Stored records:
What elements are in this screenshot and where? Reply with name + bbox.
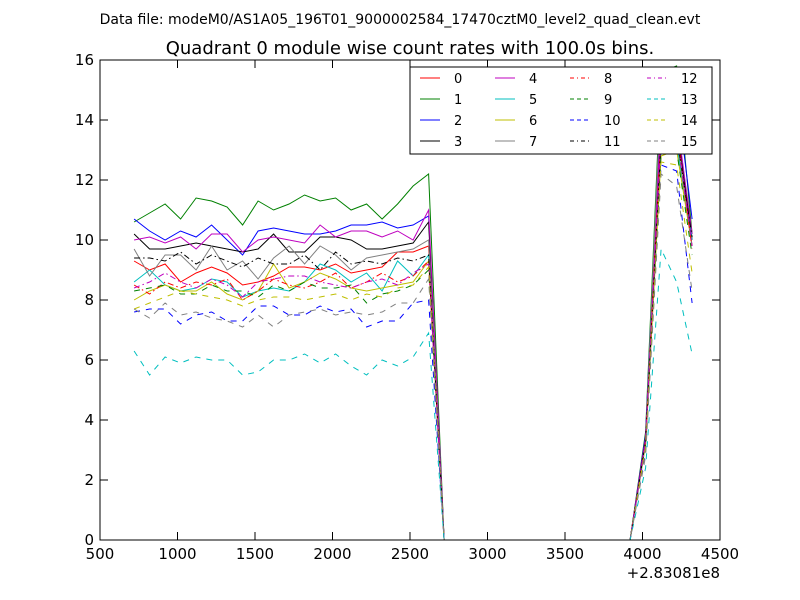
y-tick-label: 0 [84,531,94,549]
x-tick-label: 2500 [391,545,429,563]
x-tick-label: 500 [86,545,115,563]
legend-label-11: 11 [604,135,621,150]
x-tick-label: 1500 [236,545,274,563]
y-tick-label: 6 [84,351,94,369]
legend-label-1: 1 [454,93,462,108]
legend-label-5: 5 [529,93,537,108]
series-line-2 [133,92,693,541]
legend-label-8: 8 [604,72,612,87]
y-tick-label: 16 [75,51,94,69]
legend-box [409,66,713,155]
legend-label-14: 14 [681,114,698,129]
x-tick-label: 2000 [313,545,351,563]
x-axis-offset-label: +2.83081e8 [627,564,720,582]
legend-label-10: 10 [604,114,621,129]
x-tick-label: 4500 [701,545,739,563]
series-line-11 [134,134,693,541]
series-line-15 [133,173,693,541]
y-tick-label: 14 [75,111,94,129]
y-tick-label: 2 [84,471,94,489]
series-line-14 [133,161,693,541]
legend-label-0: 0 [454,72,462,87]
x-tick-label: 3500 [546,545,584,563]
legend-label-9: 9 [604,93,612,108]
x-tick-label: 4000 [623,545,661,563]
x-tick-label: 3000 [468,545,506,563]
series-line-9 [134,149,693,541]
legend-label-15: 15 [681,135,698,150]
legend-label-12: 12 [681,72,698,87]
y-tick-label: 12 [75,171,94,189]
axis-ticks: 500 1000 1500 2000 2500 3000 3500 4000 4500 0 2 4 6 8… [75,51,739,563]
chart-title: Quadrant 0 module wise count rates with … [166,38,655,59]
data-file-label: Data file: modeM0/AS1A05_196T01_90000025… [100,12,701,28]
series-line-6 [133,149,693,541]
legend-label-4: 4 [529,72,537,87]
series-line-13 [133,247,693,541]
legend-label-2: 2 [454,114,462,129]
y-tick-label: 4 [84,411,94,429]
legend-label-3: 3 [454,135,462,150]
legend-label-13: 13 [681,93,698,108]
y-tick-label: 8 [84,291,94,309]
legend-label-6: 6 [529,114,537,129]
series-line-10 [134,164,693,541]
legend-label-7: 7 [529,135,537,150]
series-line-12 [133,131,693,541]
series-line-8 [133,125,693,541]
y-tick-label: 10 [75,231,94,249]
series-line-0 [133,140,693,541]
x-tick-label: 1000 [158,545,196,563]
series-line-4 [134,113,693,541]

...

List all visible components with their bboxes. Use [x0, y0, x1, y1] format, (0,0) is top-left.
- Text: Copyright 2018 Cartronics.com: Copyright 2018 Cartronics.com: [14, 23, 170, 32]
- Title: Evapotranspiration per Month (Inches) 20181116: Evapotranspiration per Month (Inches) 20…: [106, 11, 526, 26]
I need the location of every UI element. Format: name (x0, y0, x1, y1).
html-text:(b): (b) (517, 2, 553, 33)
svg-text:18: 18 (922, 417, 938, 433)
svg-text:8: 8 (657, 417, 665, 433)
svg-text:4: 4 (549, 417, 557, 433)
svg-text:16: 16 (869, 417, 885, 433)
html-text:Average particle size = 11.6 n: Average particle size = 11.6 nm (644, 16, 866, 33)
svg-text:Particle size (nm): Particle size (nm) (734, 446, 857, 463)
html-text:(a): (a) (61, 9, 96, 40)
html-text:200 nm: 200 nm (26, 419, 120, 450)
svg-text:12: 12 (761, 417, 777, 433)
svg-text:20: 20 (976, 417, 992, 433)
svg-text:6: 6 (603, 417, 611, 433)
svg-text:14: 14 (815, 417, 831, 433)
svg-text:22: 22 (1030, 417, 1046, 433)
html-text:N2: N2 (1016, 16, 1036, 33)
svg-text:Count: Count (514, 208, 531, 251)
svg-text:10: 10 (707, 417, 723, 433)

...

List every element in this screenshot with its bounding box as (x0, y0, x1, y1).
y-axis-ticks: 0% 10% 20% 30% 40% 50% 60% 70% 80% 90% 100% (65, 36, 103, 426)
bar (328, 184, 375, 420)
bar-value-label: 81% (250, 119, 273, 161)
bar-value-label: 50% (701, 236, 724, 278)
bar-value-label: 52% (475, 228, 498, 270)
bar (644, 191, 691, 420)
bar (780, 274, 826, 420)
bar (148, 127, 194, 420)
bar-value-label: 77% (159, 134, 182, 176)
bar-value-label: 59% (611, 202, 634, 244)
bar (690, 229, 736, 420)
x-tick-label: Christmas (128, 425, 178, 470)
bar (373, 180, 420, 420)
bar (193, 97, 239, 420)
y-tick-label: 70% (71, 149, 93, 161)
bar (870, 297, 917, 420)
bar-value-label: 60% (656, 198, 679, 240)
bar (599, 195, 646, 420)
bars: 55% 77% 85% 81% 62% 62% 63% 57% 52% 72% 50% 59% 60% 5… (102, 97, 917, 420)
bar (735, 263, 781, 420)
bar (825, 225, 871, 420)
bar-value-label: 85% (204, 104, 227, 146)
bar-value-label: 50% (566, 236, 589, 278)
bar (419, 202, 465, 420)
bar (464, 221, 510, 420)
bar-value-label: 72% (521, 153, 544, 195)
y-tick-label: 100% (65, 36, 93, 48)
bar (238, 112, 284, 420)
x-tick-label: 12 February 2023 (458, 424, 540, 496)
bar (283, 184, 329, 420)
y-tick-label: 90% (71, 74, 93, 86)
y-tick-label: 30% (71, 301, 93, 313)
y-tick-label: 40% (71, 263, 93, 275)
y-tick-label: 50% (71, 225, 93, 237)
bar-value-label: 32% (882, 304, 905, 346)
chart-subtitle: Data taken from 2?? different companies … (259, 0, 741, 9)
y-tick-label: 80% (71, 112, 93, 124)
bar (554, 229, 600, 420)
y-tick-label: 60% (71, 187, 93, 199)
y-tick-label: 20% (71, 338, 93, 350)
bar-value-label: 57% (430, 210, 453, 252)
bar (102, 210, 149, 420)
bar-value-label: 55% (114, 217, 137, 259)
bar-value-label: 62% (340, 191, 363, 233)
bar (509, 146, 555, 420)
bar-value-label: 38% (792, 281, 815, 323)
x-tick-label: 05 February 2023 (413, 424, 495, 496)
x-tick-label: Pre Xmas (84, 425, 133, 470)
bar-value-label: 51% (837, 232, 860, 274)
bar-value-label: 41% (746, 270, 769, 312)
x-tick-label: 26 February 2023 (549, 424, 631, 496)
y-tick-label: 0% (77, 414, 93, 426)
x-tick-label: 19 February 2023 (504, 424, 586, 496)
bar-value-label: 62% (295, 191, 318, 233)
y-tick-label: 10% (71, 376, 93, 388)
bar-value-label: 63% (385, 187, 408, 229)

WHAT YOU HAVE TO DO - Lay out the lines of data running from the line with "What elements are" up to and including the line with "legend-label-14: 14 [681,114,698,129]" as a numbered list, with blank lines left out. Leave the pictures out of the answer.

RESULT OF THIS TASK -
1. What elements are in this screenshot and where? Reply with name + bbox.
2. y-tick-label: 0 [84,531,94,549]
3. x-tick-label: 2500 [391,545,429,563]
4. x-tick-label: 500 [86,545,115,563]
5. legend-label-11: 11 [604,135,621,150]
6. x-tick-label: 1500 [236,545,274,563]
7. y-tick-label: 6 [84,351,94,369]
8. legend-label-1: 1 [454,93,462,108]
9. legend-label-5: 5 [529,93,537,108]
10. series-line-2 [133,92,693,541]
11. legend-label-8: 8 [604,72,612,87]
12. y-tick-label: 16 [75,51,94,69]
13. legend-box [409,66,713,155]
14. legend-label-14: 14 [681,114,698,129]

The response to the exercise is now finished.